## What is asked
Wherever a line in the data below holds "Education", copy that line.

## Input records

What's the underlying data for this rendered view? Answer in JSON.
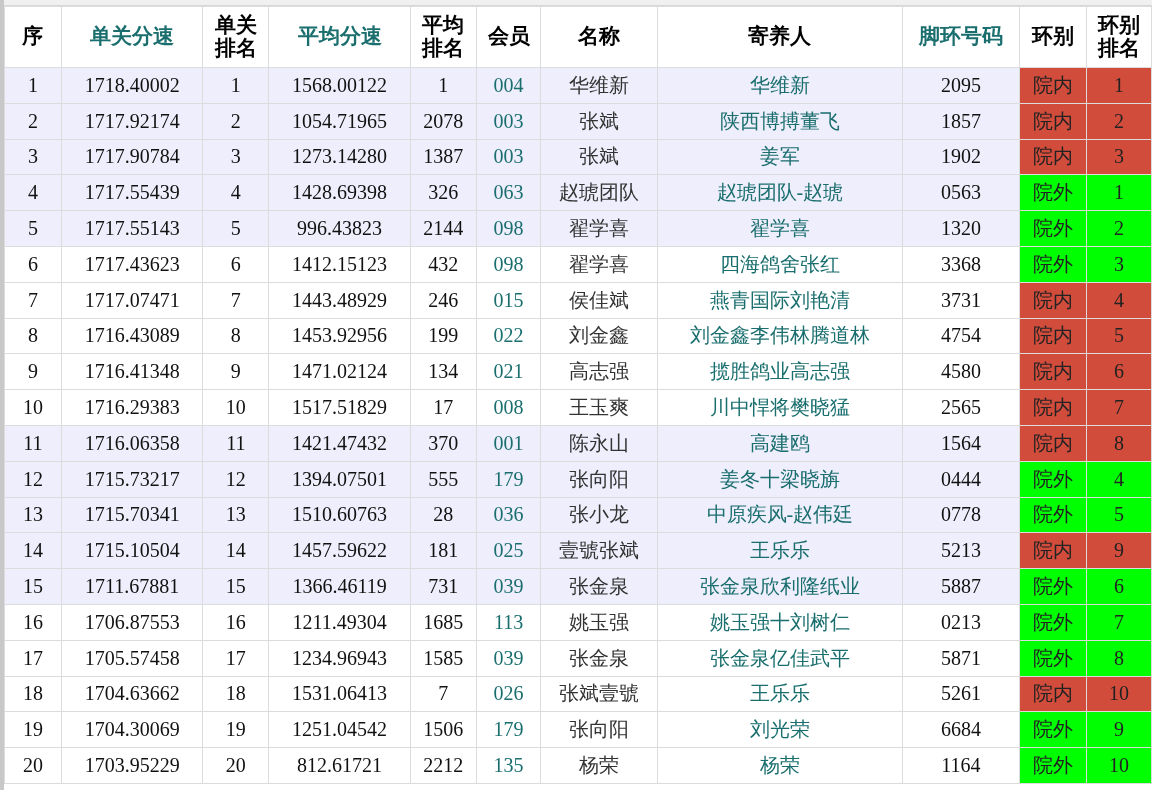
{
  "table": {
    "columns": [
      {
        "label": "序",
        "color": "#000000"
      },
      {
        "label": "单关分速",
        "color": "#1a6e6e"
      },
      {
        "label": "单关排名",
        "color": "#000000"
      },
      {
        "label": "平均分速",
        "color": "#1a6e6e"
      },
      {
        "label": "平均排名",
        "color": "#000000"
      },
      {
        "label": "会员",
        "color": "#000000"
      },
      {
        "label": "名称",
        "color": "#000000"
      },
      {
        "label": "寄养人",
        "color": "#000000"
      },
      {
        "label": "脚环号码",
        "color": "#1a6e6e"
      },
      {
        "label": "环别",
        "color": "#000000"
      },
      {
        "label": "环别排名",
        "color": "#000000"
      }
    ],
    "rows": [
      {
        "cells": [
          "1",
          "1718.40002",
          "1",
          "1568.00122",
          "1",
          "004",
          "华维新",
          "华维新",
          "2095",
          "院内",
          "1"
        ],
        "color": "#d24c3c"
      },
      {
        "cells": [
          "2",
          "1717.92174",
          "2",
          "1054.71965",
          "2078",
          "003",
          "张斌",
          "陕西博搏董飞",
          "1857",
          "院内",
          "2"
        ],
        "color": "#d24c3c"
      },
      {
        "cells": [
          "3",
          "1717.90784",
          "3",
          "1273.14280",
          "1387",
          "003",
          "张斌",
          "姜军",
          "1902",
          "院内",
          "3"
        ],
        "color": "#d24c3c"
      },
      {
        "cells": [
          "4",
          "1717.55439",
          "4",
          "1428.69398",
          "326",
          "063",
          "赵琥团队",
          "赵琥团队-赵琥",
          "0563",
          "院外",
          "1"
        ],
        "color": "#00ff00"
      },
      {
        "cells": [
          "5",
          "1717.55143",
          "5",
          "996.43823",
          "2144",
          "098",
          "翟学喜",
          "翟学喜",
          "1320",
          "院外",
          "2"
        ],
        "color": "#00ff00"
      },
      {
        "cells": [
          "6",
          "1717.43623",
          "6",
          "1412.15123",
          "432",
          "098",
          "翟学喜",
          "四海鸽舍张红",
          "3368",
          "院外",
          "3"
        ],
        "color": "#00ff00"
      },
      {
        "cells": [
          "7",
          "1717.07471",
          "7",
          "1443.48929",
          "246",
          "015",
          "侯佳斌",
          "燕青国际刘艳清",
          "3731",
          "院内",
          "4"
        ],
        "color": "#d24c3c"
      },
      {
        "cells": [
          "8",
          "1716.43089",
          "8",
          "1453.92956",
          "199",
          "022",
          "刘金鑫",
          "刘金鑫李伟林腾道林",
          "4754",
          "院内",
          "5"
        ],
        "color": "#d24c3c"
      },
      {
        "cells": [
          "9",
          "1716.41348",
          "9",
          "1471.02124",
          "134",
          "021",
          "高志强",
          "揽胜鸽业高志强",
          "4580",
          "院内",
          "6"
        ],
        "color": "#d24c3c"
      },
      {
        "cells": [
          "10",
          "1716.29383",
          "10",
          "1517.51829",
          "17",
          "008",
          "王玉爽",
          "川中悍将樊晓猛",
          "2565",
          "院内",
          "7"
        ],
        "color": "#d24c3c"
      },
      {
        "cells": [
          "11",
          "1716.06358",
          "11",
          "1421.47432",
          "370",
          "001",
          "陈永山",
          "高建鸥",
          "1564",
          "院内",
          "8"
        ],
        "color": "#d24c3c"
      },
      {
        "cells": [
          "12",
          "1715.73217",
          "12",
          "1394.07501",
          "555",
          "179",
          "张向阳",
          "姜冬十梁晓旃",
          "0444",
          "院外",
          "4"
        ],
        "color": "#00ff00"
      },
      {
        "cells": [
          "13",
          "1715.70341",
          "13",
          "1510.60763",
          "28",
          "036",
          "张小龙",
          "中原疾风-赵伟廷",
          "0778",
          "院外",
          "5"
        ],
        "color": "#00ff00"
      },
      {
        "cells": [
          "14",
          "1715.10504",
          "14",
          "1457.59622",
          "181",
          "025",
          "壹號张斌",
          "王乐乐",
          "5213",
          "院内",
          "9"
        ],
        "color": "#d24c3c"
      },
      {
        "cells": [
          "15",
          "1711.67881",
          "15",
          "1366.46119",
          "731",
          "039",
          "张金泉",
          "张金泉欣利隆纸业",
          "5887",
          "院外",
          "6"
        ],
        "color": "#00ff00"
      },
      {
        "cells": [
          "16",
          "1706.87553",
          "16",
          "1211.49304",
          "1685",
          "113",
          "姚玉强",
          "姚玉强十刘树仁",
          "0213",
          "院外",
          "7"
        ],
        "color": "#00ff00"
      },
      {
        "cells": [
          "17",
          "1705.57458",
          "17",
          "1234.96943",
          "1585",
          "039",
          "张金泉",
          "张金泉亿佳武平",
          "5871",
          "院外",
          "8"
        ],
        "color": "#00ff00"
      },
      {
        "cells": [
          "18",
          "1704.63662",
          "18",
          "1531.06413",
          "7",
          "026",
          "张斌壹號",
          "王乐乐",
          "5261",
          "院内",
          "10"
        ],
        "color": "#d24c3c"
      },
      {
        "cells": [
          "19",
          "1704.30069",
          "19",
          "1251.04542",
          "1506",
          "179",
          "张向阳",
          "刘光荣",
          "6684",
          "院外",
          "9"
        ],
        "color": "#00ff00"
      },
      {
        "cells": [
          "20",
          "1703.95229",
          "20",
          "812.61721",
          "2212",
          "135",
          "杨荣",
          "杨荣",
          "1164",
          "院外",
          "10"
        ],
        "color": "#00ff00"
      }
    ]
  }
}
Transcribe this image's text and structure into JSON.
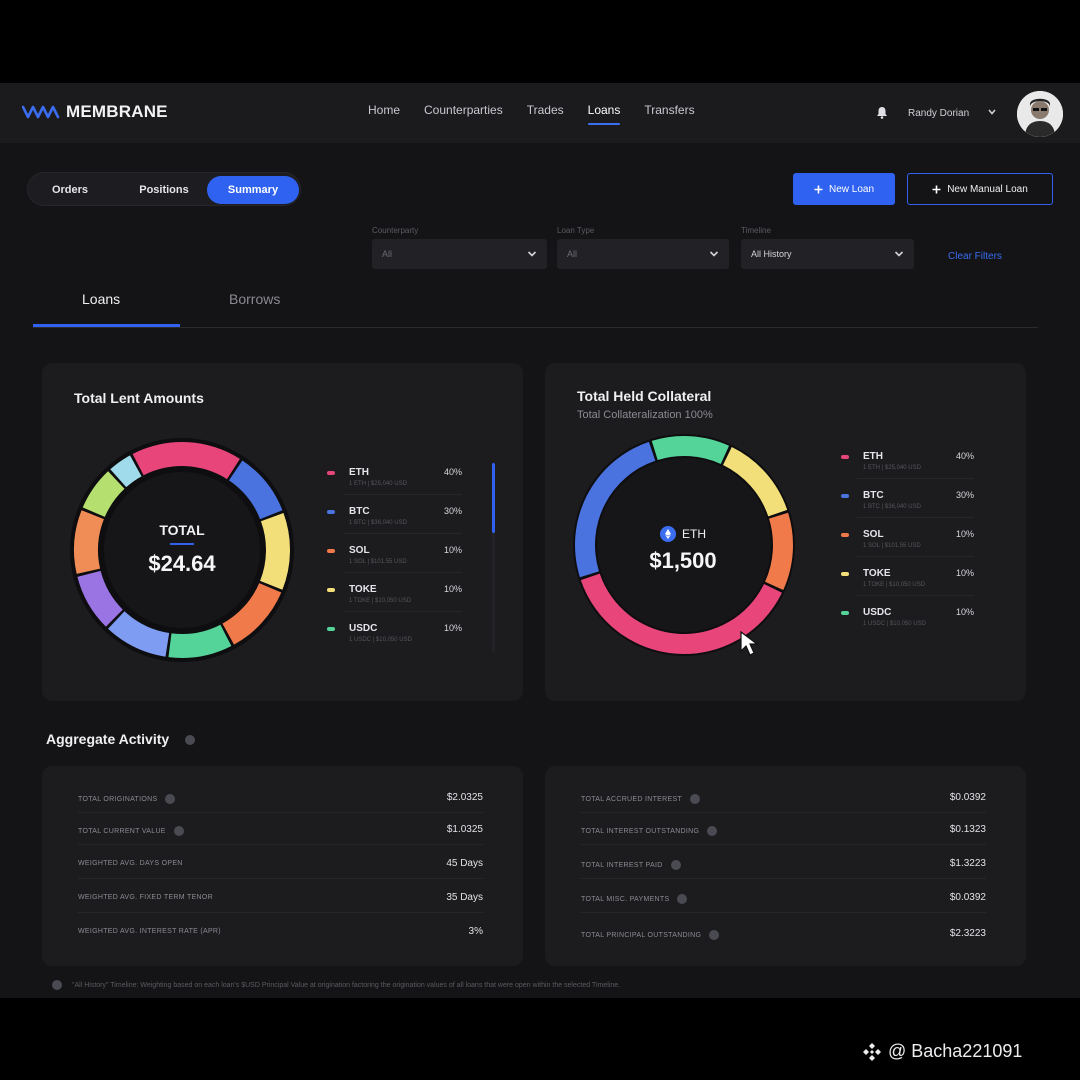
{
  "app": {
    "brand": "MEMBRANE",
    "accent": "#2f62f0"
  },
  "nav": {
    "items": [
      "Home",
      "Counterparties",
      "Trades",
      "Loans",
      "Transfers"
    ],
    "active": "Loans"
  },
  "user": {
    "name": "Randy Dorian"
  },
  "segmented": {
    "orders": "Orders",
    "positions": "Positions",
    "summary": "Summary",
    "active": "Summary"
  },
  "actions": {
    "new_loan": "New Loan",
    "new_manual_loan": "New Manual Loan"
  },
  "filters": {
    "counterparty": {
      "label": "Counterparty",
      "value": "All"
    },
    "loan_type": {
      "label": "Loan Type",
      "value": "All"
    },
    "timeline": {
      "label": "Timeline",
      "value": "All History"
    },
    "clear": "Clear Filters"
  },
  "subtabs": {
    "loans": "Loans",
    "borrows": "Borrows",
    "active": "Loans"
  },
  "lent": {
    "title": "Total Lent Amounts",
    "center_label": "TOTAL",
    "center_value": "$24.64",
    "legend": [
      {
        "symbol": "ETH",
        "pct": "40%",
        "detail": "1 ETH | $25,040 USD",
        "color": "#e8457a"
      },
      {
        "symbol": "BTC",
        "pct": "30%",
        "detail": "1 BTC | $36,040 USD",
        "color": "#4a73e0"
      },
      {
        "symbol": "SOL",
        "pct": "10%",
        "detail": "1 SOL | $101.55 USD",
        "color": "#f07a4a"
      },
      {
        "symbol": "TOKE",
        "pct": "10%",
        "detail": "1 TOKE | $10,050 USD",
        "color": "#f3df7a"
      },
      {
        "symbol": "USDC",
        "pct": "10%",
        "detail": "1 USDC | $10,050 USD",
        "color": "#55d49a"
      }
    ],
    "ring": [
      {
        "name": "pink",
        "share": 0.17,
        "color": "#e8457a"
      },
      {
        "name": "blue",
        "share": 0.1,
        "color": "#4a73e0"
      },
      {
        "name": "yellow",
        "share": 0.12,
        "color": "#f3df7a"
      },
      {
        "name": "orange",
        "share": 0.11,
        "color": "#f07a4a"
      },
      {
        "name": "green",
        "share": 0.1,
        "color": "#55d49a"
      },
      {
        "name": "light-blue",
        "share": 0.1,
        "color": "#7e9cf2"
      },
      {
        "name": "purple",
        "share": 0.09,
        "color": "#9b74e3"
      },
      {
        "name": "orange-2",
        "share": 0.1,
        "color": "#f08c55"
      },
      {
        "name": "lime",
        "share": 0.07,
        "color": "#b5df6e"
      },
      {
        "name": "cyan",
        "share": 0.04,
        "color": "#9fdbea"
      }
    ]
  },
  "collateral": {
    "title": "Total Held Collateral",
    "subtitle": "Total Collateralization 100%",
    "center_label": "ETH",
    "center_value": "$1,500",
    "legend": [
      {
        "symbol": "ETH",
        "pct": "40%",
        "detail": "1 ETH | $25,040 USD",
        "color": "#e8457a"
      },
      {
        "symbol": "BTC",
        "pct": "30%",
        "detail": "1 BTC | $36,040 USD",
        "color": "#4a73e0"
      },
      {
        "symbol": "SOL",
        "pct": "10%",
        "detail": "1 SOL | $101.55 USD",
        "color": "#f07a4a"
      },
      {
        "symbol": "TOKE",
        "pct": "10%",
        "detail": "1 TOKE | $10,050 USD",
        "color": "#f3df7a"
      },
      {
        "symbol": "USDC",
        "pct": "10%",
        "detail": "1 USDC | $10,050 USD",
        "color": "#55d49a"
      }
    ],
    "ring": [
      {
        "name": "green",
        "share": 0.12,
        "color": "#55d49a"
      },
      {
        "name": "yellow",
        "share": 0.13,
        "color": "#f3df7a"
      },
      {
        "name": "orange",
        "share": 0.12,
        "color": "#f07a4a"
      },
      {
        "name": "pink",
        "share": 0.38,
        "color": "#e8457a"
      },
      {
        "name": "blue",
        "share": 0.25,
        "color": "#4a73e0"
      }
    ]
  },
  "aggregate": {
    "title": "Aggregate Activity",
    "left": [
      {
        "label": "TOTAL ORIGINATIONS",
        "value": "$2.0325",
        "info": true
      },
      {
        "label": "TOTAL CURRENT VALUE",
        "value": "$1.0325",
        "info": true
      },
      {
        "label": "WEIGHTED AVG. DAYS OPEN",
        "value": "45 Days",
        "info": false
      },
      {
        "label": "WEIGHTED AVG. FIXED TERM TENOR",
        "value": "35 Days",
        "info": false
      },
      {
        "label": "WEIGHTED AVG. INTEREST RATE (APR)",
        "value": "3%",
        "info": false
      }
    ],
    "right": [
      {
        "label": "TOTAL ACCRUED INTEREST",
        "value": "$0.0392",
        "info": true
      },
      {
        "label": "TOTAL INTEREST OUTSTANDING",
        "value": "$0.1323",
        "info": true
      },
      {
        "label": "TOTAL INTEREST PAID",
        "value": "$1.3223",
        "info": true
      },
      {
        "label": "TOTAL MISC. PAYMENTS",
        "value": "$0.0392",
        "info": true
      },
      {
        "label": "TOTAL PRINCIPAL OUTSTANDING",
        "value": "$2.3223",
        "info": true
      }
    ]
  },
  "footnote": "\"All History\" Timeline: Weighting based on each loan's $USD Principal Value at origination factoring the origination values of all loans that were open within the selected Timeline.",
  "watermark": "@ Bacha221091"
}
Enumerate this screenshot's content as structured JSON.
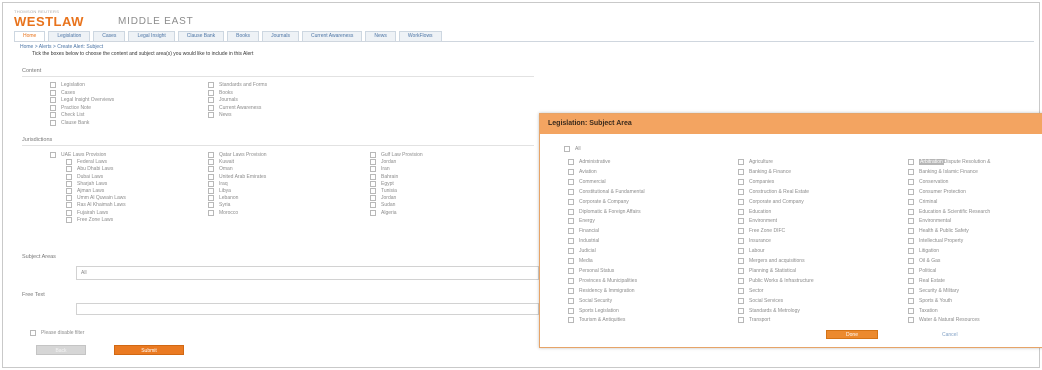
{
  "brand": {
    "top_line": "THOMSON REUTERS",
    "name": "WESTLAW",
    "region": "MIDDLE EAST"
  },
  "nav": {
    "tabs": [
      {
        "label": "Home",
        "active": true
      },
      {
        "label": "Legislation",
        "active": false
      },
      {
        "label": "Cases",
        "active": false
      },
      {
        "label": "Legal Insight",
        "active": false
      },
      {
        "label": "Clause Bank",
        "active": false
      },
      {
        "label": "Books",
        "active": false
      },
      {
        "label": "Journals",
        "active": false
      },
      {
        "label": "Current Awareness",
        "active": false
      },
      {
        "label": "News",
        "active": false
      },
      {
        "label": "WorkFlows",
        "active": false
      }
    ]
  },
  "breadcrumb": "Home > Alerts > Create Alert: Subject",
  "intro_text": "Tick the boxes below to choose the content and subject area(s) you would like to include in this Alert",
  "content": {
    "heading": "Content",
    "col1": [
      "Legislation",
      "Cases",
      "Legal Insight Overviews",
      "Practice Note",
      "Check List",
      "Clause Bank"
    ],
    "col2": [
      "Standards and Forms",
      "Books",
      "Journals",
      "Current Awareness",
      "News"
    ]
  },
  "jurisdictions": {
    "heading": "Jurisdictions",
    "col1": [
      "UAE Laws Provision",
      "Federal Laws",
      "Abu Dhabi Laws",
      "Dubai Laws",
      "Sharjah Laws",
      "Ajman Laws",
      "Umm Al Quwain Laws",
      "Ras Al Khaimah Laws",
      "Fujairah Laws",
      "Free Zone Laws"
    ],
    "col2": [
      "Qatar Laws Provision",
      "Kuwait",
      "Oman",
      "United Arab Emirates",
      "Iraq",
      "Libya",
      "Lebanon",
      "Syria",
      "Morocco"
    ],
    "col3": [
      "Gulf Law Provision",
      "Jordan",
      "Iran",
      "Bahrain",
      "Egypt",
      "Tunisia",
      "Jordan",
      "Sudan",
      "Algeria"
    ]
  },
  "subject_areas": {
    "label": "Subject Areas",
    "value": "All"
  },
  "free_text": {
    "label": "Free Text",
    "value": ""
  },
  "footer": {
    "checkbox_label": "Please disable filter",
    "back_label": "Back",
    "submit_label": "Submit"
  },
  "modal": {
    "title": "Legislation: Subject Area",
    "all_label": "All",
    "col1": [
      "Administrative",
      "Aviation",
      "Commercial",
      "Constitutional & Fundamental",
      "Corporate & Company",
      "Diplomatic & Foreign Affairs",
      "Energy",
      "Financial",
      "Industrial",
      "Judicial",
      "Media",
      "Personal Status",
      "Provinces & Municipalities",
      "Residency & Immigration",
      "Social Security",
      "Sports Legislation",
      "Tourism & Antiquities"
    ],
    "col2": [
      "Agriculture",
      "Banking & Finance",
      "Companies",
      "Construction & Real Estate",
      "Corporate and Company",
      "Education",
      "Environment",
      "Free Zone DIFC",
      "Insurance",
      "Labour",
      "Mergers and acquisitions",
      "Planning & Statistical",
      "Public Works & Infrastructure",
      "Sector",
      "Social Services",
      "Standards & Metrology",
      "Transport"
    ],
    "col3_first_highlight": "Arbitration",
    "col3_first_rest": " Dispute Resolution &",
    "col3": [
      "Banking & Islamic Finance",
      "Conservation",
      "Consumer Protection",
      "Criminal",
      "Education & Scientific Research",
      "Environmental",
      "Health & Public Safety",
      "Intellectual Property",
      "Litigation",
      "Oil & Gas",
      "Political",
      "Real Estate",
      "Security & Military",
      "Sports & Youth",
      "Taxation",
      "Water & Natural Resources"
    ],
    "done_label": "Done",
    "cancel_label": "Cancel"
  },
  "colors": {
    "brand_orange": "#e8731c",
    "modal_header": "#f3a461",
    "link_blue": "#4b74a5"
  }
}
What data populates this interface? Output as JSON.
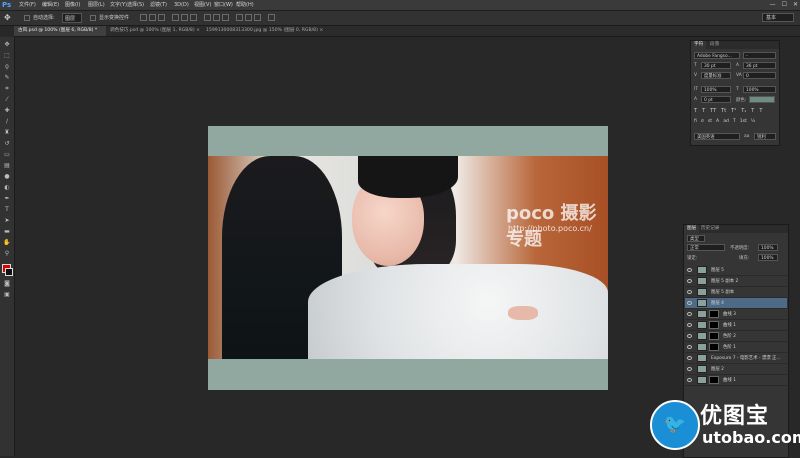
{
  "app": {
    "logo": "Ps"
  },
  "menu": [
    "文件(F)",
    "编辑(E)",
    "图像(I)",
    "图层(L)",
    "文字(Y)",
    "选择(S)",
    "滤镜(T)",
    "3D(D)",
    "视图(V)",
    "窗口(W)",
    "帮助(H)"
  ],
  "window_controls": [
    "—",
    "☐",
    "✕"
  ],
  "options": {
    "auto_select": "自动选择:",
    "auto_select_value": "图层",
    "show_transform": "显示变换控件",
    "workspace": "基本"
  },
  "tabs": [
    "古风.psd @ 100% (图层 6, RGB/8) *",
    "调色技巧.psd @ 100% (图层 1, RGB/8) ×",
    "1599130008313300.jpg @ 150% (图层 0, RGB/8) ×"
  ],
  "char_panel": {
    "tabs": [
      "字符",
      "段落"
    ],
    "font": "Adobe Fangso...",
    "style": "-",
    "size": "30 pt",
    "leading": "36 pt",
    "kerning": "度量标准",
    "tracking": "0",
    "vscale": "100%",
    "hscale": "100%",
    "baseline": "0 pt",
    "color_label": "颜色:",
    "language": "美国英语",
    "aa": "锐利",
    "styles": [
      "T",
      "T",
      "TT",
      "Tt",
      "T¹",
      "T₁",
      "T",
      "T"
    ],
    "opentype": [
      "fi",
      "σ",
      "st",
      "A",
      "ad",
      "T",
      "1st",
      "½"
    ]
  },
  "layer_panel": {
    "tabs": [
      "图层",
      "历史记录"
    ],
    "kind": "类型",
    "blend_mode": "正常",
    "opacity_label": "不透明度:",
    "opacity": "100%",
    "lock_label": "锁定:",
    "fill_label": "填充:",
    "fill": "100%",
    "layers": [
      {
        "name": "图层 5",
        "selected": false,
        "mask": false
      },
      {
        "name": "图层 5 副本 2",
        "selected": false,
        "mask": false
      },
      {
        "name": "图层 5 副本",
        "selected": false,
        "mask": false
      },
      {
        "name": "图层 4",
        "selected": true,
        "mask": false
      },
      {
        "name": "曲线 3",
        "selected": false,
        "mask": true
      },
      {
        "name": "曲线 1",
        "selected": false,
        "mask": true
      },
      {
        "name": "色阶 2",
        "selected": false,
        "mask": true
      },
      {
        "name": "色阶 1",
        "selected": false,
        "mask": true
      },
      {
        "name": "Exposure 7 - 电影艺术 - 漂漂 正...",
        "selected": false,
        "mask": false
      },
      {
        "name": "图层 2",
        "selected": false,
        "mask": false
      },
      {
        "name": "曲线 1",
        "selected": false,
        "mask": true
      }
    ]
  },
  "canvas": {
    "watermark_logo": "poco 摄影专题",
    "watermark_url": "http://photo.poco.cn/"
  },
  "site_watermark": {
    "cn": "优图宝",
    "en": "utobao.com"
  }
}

## Answer for the task
      "Education",
      "Education & Scientific Research",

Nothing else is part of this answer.